[Data excerpts]
——
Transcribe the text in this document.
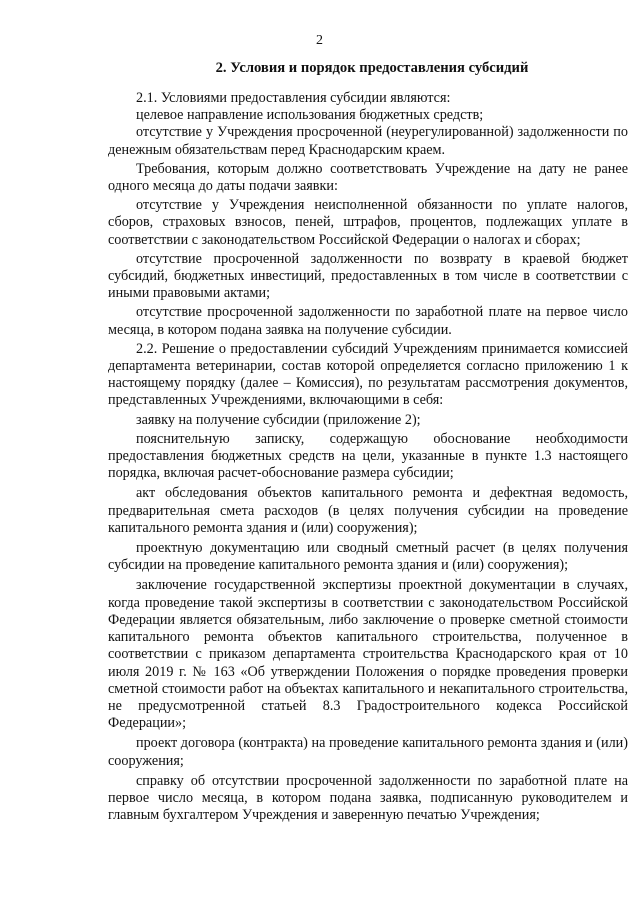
2
2. Условия и порядок предоставления субсидий

2.1. Условиями предоставления субсидии являются:

целевое направление использования бюджетных средств;

отсутствие у Учреждения просроченной (неурегулированной) задолженности по денежным обязательствам перед Краснодарским краем.

Требования, которым должно соответствовать Учреждение на дату не ранее одного месяца до даты подачи заявки:

отсутствие у Учреждения неисполненной обязанности по уплате налогов, сборов, страховых взносов, пеней, штрафов, процентов, подлежащих уплате в соответствии с законодательством Российской Федерации о налогах и сборах;

отсутствие просроченной задолженности по возврату в краевой бюджет субсидий, бюджетных инвестиций, предоставленных в том числе в соответствии с иными правовыми актами;

отсутствие просроченной задолженности по заработной плате на первое число месяца, в котором подана заявка на получение субсидии.

2.2. Решение о предоставлении субсидий Учреждениям принимается комиссией департамента ветеринарии, состав которой определяется согласно приложению 1 к настоящему порядку (далее – Комиссия), по результатам рассмотрения документов, представленных Учреждениями, включающими в себя:

заявку на получение субсидии (приложение 2);

пояснительную записку, содержащую обоснование необходимости предоставления бюджетных средств на цели, указанные в пункте 1.3 настоящего порядка, включая расчет-обоснование размера субсидии;

акт обследования объектов капитального ремонта и дефектная ведомость, предварительная смета расходов (в целях получения субсидии на проведение капитального ремонта здания и (или) сооружения);

проектную документацию или сводный сметный расчет (в целях получения субсидии на проведение капитального ремонта здания и (или) сооружения);

заключение государственной экспертизы проектной документации в случаях, когда проведение такой экспертизы в соответствии с законодательством Российской Федерации является обязательным, либо заключение о проверке сметной стоимости капитального ремонта объектов капитального строительства, полученное в соответствии с приказом департамента строительства Краснодарского края от 10 июля 2019 г. № 163 «Об утверждении Положения о порядке проведения проверки сметной стоимости работ на объектах капитального и некапитального строительства, не предусмотренной статьей 8.3 Градостроительного кодекса Российской Федерации»;

проект договора (контракта) на проведение капитального ремонта здания и (или) сооружения;

справку об отсутствии просроченной задолженности по заработной плате на первое число месяца, в котором подана заявка, подписанную руководителем и главным бухгалтером Учреждения и заверенную печатью Учреждения;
——
What you should do:
Return the entries unchanged, save for the pictures, which do not belong in the copy.

Finished task:
Transcribe the text in this document.
2
2. Условия и порядок предоставления субсидий

2.1. Условиями предоставления субсидии являются:

целевое направление использования бюджетных средств;

отсутствие у Учреждения просроченной (неурегулированной) задолженности по денежным обязательствам перед Краснодарским краем.

Требования, которым должно соответствовать Учреждение на дату не ранее одного месяца до даты подачи заявки:

отсутствие у Учреждения неисполненной обязанности по уплате налогов, сборов, страховых взносов, пеней, штрафов, процентов, подлежащих уплате в соответствии с законодательством Российской Федерации о налогах и сборах;

отсутствие просроченной задолженности по возврату в краевой бюджет субсидий, бюджетных инвестиций, предоставленных в том числе в соответствии с иными правовыми актами;

отсутствие просроченной задолженности по заработной плате на первое число месяца, в котором подана заявка на получение субсидии.

2.2. Решение о предоставлении субсидий Учреждениям принимается комиссией департамента ветеринарии, состав которой определяется согласно приложению 1 к настоящему порядку (далее – Комиссия), по результатам рассмотрения документов, представленных Учреждениями, включающими в себя:

заявку на получение субсидии (приложение 2);

пояснительную записку, содержащую обоснование необходимости предоставления бюджетных средств на цели, указанные в пункте 1.3 настоящего порядка, включая расчет-обоснование размера субсидии;

акт обследования объектов капитального ремонта и дефектная ведомость, предварительная смета расходов (в целях получения субсидии на проведение капитального ремонта здания и (или) сооружения);

проектную документацию или сводный сметный расчет (в целях получения субсидии на проведение капитального ремонта здания и (или) сооружения);

заключение государственной экспертизы проектной документации в случаях, когда проведение такой экспертизы в соответствии с законодательством Российской Федерации является обязательным, либо заключение о проверке сметной стоимости капитального ремонта объектов капитального строительства, полученное в соответствии с приказом департамента строительства Краснодарского края от 10 июля 2019 г. № 163 «Об утверждении Положения о порядке проведения проверки сметной стоимости работ на объектах капитального и некапитального строительства, не предусмотренной статьей 8.3 Градостроительного кодекса Российской Федерации»;

проект договора (контракта) на проведение капитального ремонта здания и (или) сооружения;

справку об отсутствии просроченной задолженности по заработной плате на первое число месяца, в котором подана заявка, подписанную руководителем и главным бухгалтером Учреждения и заверенную печатью Учреждения;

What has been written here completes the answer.